## Task statement
The lines to extract start at the one containing "Transcribe this image's" and end with the last line; give them exactly and nothing more.

## Exercise material

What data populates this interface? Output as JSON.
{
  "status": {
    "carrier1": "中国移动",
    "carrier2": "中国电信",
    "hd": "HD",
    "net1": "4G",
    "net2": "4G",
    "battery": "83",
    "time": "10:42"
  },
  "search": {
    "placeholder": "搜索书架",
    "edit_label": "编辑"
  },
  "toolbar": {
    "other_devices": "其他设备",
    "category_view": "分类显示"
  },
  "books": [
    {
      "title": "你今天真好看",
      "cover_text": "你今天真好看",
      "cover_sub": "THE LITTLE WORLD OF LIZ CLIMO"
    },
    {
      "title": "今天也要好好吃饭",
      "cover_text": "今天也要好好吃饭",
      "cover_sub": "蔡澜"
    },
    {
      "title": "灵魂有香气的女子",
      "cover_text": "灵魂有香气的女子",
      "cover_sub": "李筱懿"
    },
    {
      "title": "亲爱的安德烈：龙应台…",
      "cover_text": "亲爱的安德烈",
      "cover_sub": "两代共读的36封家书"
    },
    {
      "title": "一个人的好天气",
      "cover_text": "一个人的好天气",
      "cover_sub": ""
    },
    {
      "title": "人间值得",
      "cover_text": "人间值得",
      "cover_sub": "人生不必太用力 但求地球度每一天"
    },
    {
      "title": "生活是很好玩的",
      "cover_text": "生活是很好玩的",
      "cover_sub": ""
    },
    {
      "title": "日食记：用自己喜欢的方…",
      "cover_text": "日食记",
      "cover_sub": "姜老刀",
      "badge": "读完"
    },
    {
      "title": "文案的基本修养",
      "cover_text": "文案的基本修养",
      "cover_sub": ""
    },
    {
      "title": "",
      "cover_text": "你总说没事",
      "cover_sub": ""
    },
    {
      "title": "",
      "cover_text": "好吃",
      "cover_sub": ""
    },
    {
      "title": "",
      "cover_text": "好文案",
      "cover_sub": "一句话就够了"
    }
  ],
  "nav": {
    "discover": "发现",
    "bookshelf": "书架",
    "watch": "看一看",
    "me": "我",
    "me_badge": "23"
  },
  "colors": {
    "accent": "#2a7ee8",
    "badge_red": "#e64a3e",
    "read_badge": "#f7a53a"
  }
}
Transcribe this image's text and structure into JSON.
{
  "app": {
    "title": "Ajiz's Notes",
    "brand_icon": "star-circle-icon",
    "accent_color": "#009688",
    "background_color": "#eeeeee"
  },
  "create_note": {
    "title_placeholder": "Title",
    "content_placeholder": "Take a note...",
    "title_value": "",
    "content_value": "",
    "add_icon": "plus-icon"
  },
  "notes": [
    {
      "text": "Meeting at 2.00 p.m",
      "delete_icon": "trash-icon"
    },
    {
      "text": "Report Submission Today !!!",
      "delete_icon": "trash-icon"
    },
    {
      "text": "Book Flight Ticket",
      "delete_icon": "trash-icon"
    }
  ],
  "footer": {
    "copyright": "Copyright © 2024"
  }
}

## Written answer
Transcribe this image's text and structure into JSON.
{
  "app": {
    "title": "Ajiz's Notes",
    "brand_icon": "star-circle-icon",
    "accent_color": "#009688",
    "background_color": "#eeeeee"
  },
  "create_note": {
    "title_placeholder": "Title",
    "content_placeholder": "Take a note...",
    "title_value": "",
    "content_value": "",
    "add_icon": "plus-icon"
  },
  "notes": [
    {
      "text": "Meeting at 2.00 p.m",
      "delete_icon": "trash-icon"
    },
    {
      "text": "Report Submission Today !!!",
      "delete_icon": "trash-icon"
    },
    {
      "text": "Book Flight Ticket",
      "delete_icon": "trash-icon"
    }
  ],
  "footer": {
    "copyright": "Copyright © 2024"
  }
}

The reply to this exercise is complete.